Stored data:
— start —
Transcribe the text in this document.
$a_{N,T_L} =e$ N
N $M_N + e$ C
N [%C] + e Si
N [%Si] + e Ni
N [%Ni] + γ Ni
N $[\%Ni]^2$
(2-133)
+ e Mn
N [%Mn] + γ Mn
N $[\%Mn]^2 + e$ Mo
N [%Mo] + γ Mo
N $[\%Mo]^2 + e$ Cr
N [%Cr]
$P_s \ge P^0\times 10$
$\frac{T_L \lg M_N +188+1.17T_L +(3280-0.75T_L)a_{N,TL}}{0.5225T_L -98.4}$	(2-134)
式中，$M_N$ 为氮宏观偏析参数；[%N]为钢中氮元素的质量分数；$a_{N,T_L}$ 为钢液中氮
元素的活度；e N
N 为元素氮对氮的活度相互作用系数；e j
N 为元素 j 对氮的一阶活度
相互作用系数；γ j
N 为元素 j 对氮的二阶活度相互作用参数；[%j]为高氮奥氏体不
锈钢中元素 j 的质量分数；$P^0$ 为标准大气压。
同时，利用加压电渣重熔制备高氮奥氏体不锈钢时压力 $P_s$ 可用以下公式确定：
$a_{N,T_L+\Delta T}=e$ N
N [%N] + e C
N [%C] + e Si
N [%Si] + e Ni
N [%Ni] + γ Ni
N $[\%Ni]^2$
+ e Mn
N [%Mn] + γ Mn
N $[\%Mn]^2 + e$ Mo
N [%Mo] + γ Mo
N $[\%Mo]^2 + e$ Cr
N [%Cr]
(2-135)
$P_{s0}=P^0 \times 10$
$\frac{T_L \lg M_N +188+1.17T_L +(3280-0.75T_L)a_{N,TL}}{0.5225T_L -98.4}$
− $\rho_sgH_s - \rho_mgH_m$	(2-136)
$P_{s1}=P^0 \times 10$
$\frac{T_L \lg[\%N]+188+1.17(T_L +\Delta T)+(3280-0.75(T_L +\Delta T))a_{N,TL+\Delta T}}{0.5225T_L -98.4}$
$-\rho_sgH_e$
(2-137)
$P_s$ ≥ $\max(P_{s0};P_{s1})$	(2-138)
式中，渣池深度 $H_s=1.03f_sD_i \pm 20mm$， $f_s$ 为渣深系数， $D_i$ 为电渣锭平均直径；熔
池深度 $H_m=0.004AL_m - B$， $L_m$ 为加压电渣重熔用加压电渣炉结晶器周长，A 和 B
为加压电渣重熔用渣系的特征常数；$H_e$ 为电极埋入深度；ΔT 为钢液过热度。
— end —
Aim of the exercise:
Only a number is wanted: how many lines contain "Delta"?

Worked answer:
2